WRITTEN INSTRUCTION
Transcribe every line of the listing below without any deviation.

MATERIAL TO PROCESS

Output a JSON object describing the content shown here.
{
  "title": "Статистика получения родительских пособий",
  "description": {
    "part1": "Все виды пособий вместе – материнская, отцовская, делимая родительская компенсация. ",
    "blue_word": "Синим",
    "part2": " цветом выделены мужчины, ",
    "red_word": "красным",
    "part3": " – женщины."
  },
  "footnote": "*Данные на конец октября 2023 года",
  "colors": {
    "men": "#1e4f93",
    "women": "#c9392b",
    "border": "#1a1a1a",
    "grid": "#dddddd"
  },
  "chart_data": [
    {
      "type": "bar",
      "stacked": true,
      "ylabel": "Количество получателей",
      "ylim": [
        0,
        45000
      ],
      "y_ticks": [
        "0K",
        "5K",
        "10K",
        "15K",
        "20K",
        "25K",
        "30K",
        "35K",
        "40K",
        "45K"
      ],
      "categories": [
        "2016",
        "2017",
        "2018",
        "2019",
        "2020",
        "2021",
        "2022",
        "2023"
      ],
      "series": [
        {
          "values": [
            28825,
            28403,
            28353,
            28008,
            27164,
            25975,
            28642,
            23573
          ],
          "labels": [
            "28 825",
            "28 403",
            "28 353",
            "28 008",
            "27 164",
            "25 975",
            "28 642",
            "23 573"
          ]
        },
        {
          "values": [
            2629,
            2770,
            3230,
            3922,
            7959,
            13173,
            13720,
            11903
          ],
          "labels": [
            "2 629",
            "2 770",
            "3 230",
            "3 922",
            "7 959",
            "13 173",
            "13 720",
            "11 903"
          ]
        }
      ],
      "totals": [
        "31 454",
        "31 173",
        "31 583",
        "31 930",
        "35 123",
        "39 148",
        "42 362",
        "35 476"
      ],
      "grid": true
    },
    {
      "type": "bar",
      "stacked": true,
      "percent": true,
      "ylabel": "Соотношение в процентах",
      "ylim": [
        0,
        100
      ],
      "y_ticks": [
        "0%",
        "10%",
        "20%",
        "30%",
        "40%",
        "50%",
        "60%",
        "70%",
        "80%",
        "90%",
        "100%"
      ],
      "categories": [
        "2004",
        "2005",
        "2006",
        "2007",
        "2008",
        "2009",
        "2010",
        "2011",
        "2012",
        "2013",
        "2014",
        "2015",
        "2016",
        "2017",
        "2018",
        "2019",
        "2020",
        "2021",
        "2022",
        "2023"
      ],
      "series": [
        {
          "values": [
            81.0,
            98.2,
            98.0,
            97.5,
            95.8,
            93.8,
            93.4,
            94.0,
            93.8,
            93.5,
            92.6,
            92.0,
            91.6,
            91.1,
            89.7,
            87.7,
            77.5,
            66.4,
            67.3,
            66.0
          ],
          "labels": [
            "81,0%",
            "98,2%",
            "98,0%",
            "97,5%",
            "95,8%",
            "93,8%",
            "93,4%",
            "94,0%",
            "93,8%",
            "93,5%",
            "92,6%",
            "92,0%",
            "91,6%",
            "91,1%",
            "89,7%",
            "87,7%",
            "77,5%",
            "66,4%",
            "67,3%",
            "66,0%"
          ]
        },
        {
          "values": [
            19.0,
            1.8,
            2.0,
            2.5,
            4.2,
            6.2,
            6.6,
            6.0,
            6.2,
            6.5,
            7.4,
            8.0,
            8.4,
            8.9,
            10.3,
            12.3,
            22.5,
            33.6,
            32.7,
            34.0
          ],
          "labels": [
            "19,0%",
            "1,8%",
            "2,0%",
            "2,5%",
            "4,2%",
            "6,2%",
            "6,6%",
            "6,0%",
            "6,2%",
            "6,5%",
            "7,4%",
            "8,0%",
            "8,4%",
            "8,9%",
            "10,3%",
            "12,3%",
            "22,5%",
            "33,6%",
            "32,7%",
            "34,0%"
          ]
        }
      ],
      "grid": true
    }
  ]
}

SOLUTION TO THIS PROBLEM
Output a JSON object describing the content shown here.
{
  "title": "Статистика получения родительских пособий",
  "description": {
    "part1": "Все виды пособий вместе – материнская, отцовская, делимая родительская компенсация. ",
    "blue_word": "Синим",
    "part2": " цветом выделены мужчины, ",
    "red_word": "красным",
    "part3": " – женщины."
  },
  "footnote": "*Данные на конец октября 2023 года",
  "colors": {
    "men": "#1e4f93",
    "women": "#c9392b",
    "border": "#1a1a1a",
    "grid": "#dddddd"
  },
  "chart_data": [
    {
      "type": "bar",
      "stacked": true,
      "ylabel": "Количество получателей",
      "ylim": [
        0,
        45000
      ],
      "y_ticks": [
        "0K",
        "5K",
        "10K",
        "15K",
        "20K",
        "25K",
        "30K",
        "35K",
        "40K",
        "45K"
      ],
      "categories": [
        "2016",
        "2017",
        "2018",
        "2019",
        "2020",
        "2021",
        "2022",
        "2023"
      ],
      "series": [
        {
          "values": [
            28825,
            28403,
            28353,
            28008,
            27164,
            25975,
            28642,
            23573
          ],
          "labels": [
            "28 825",
            "28 403",
            "28 353",
            "28 008",
            "27 164",
            "25 975",
            "28 642",
            "23 573"
          ]
        },
        {
          "values": [
            2629,
            2770,
            3230,
            3922,
            7959,
            13173,
            13720,
            11903
          ],
          "labels": [
            "2 629",
            "2 770",
            "3 230",
            "3 922",
            "7 959",
            "13 173",
            "13 720",
            "11 903"
          ]
        }
      ],
      "totals": [
        "31 454",
        "31 173",
        "31 583",
        "31 930",
        "35 123",
        "39 148",
        "42 362",
        "35 476"
      ],
      "grid": true
    },
    {
      "type": "bar",
      "stacked": true,
      "percent": true,
      "ylabel": "Соотношение в процентах",
      "ylim": [
        0,
        100
      ],
      "y_ticks": [
        "0%",
        "10%",
        "20%",
        "30%",
        "40%",
        "50%",
        "60%",
        "70%",
        "80%",
        "90%",
        "100%"
      ],
      "categories": [
        "2004",
        "2005",
        "2006",
        "2007",
        "2008",
        "2009",
        "2010",
        "2011",
        "2012",
        "2013",
        "2014",
        "2015",
        "2016",
        "2017",
        "2018",
        "2019",
        "2020",
        "2021",
        "2022",
        "2023"
      ],
      "series": [
        {
          "values": [
            81.0,
            98.2,
            98.0,
            97.5,
            95.8,
            93.8,
            93.4,
            94.0,
            93.8,
            93.5,
            92.6,
            92.0,
            91.6,
            91.1,
            89.7,
            87.7,
            77.5,
            66.4,
            67.3,
            66.0
          ],
          "labels": [
            "81,0%",
            "98,2%",
            "98,0%",
            "97,5%",
            "95,8%",
            "93,8%",
            "93,4%",
            "94,0%",
            "93,8%",
            "93,5%",
            "92,6%",
            "92,0%",
            "91,6%",
            "91,1%",
            "89,7%",
            "87,7%",
            "77,5%",
            "66,4%",
            "67,3%",
            "66,0%"
          ]
        },
        {
          "values": [
            19.0,
            1.8,
            2.0,
            2.5,
            4.2,
            6.2,
            6.6,
            6.0,
            6.2,
            6.5,
            7.4,
            8.0,
            8.4,
            8.9,
            10.3,
            12.3,
            22.5,
            33.6,
            32.7,
            34.0
          ],
          "labels": [
            "19,0%",
            "1,8%",
            "2,0%",
            "2,5%",
            "4,2%",
            "6,2%",
            "6,6%",
            "6,0%",
            "6,2%",
            "6,5%",
            "7,4%",
            "8,0%",
            "8,4%",
            "8,9%",
            "10,3%",
            "12,3%",
            "22,5%",
            "33,6%",
            "32,7%",
            "34,0%"
          ]
        }
      ],
      "grid": true
    }
  ]
}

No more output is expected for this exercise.